◆ Problem details: Track down every line below that holds "color" and copy it.
╭─ Dataset
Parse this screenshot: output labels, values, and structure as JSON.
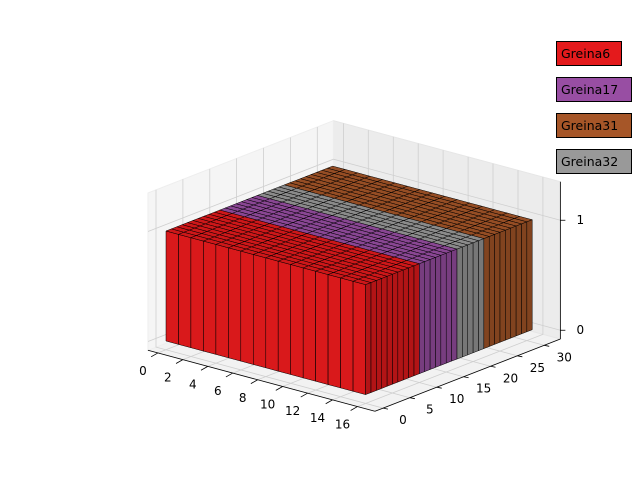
{
  "chart_data": {
    "type": "bar3d",
    "title": "",
    "xlabel": "",
    "ylabel": "",
    "zlabel": "",
    "x": {
      "ticks": [
        0,
        2,
        4,
        6,
        8,
        10,
        12,
        14,
        16
      ],
      "lim": [
        0,
        17
      ]
    },
    "y": {
      "ticks": [
        0,
        5,
        10,
        15,
        20,
        25,
        30
      ],
      "lim": [
        0,
        32
      ]
    },
    "z": {
      "ticks": [
        0,
        1
      ],
      "lim": [
        0,
        1
      ]
    },
    "grid": true,
    "legend_placement": "right",
    "bar_height": 1,
    "series": [
      {
        "name": "Greina6",
        "color": "#e41a1c",
        "x_range": [
          0,
          16
        ],
        "y_range": [
          0,
          10
        ],
        "z": 1
      },
      {
        "name": "Greina17",
        "color": "#984ea3",
        "x_range": [
          0,
          16
        ],
        "y_range": [
          10,
          17
        ],
        "z": 1
      },
      {
        "name": "Greina31",
        "color": "#a65628",
        "x_range": [
          0,
          16
        ],
        "y_range": [
          22,
          31
        ],
        "z": 1
      },
      {
        "name": "Greina32",
        "color": "#999999",
        "x_range": [
          0,
          16
        ],
        "y_range": [
          17,
          22
        ],
        "z": 1
      }
    ]
  }
}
╰─
◆ The completed task:
        "color": "#e41a1c",
        "color": "#984ea3",
        "color": "#a65628",
        "color": "#999999",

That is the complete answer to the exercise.